== PROVIDED INFORMATION

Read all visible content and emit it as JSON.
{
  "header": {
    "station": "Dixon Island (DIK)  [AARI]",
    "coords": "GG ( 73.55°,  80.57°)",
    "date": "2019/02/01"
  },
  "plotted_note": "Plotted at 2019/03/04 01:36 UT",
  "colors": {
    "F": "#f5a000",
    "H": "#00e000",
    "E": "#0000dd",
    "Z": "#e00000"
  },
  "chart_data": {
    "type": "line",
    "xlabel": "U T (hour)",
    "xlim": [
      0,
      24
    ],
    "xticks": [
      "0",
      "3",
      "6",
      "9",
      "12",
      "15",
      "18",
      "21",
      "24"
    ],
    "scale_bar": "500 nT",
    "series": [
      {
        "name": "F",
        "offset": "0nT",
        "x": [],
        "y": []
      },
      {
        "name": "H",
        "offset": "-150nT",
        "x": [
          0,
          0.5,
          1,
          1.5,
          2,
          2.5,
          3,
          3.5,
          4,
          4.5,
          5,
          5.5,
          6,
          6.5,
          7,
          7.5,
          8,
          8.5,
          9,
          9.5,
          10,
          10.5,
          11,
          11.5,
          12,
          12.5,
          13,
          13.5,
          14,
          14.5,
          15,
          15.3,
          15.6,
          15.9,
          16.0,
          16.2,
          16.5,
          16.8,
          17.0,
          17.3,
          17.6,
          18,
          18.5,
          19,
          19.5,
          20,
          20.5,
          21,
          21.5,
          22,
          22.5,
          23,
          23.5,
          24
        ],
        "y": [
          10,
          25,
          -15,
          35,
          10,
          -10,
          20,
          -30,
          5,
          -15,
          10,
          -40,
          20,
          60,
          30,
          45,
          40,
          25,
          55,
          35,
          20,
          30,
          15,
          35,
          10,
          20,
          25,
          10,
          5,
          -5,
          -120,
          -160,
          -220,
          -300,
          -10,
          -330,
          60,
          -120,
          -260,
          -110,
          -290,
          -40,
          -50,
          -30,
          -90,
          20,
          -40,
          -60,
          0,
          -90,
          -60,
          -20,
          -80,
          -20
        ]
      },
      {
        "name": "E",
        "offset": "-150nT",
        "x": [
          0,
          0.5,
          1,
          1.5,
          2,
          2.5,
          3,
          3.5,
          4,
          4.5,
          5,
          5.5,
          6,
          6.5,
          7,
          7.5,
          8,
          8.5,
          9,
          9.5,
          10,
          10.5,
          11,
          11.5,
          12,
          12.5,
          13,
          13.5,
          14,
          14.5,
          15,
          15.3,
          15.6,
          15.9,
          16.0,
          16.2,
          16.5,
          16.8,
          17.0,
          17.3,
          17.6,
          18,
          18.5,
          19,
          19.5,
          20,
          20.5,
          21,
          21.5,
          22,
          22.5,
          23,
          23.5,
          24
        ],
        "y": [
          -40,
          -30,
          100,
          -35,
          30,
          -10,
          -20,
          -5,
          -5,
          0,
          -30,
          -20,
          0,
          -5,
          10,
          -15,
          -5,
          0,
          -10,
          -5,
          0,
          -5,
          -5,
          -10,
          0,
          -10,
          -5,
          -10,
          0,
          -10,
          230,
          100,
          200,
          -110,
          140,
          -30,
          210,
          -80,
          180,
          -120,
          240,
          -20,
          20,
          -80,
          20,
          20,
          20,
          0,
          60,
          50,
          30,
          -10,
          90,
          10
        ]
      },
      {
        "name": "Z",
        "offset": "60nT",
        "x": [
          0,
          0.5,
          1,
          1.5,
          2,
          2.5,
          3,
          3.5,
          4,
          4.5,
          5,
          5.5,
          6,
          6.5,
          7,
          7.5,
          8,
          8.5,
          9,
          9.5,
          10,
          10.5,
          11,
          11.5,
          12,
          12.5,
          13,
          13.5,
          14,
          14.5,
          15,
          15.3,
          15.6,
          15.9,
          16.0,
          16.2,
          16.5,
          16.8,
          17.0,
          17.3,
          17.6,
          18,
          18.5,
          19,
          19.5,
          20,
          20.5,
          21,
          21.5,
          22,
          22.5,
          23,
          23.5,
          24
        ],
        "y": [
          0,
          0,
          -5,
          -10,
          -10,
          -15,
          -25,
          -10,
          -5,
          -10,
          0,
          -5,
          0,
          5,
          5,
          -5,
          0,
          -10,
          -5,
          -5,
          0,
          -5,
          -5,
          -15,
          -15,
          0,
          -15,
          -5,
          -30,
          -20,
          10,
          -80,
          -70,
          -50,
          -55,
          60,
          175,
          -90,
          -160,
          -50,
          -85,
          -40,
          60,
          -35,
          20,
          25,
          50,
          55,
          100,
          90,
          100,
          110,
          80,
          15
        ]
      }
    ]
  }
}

====

**TASK TO COMPLETE**
The records above should be repeated in full, exactly as given.

**RESPONSE BELOW**
Read all visible content and emit it as JSON.
{
  "header": {
    "station": "Dixon Island (DIK)  [AARI]",
    "coords": "GG ( 73.55°,  80.57°)",
    "date": "2019/02/01"
  },
  "plotted_note": "Plotted at 2019/03/04 01:36 UT",
  "colors": {
    "F": "#f5a000",
    "H": "#00e000",
    "E": "#0000dd",
    "Z": "#e00000"
  },
  "chart_data": {
    "type": "line",
    "xlabel": "U T (hour)",
    "xlim": [
      0,
      24
    ],
    "xticks": [
      "0",
      "3",
      "6",
      "9",
      "12",
      "15",
      "18",
      "21",
      "24"
    ],
    "scale_bar": "500 nT",
    "series": [
      {
        "name": "F",
        "offset": "0nT",
        "x": [],
        "y": []
      },
      {
        "name": "H",
        "offset": "-150nT",
        "x": [
          0,
          0.5,
          1,
          1.5,
          2,
          2.5,
          3,
          3.5,
          4,
          4.5,
          5,
          5.5,
          6,
          6.5,
          7,
          7.5,
          8,
          8.5,
          9,
          9.5,
          10,
          10.5,
          11,
          11.5,
          12,
          12.5,
          13,
          13.5,
          14,
          14.5,
          15,
          15.3,
          15.6,
          15.9,
          16.0,
          16.2,
          16.5,
          16.8,
          17.0,
          17.3,
          17.6,
          18,
          18.5,
          19,
          19.5,
          20,
          20.5,
          21,
          21.5,
          22,
          22.5,
          23,
          23.5,
          24
        ],
        "y": [
          10,
          25,
          -15,
          35,
          10,
          -10,
          20,
          -30,
          5,
          -15,
          10,
          -40,
          20,
          60,
          30,
          45,
          40,
          25,
          55,
          35,
          20,
          30,
          15,
          35,
          10,
          20,
          25,
          10,
          5,
          -5,
          -120,
          -160,
          -220,
          -300,
          -10,
          -330,
          60,
          -120,
          -260,
          -110,
          -290,
          -40,
          -50,
          -30,
          -90,
          20,
          -40,
          -60,
          0,
          -90,
          -60,
          -20,
          -80,
          -20
        ]
      },
      {
        "name": "E",
        "offset": "-150nT",
        "x": [
          0,
          0.5,
          1,
          1.5,
          2,
          2.5,
          3,
          3.5,
          4,
          4.5,
          5,
          5.5,
          6,
          6.5,
          7,
          7.5,
          8,
          8.5,
          9,
          9.5,
          10,
          10.5,
          11,
          11.5,
          12,
          12.5,
          13,
          13.5,
          14,
          14.5,
          15,
          15.3,
          15.6,
          15.9,
          16.0,
          16.2,
          16.5,
          16.8,
          17.0,
          17.3,
          17.6,
          18,
          18.5,
          19,
          19.5,
          20,
          20.5,
          21,
          21.5,
          22,
          22.5,
          23,
          23.5,
          24
        ],
        "y": [
          -40,
          -30,
          100,
          -35,
          30,
          -10,
          -20,
          -5,
          -5,
          0,
          -30,
          -20,
          0,
          -5,
          10,
          -15,
          -5,
          0,
          -10,
          -5,
          0,
          -5,
          -5,
          -10,
          0,
          -10,
          -5,
          -10,
          0,
          -10,
          230,
          100,
          200,
          -110,
          140,
          -30,
          210,
          -80,
          180,
          -120,
          240,
          -20,
          20,
          -80,
          20,
          20,
          20,
          0,
          60,
          50,
          30,
          -10,
          90,
          10
        ]
      },
      {
        "name": "Z",
        "offset": "60nT",
        "x": [
          0,
          0.5,
          1,
          1.5,
          2,
          2.5,
          3,
          3.5,
          4,
          4.5,
          5,
          5.5,
          6,
          6.5,
          7,
          7.5,
          8,
          8.5,
          9,
          9.5,
          10,
          10.5,
          11,
          11.5,
          12,
          12.5,
          13,
          13.5,
          14,
          14.5,
          15,
          15.3,
          15.6,
          15.9,
          16.0,
          16.2,
          16.5,
          16.8,
          17.0,
          17.3,
          17.6,
          18,
          18.5,
          19,
          19.5,
          20,
          20.5,
          21,
          21.5,
          22,
          22.5,
          23,
          23.5,
          24
        ],
        "y": [
          0,
          0,
          -5,
          -10,
          -10,
          -15,
          -25,
          -10,
          -5,
          -10,
          0,
          -5,
          0,
          5,
          5,
          -5,
          0,
          -10,
          -5,
          -5,
          0,
          -5,
          -5,
          -15,
          -15,
          0,
          -15,
          -5,
          -30,
          -20,
          10,
          -80,
          -70,
          -50,
          -55,
          60,
          175,
          -90,
          -160,
          -50,
          -85,
          -40,
          60,
          -35,
          20,
          25,
          50,
          55,
          100,
          90,
          100,
          110,
          80,
          15
        ]
      }
    ]
  }
}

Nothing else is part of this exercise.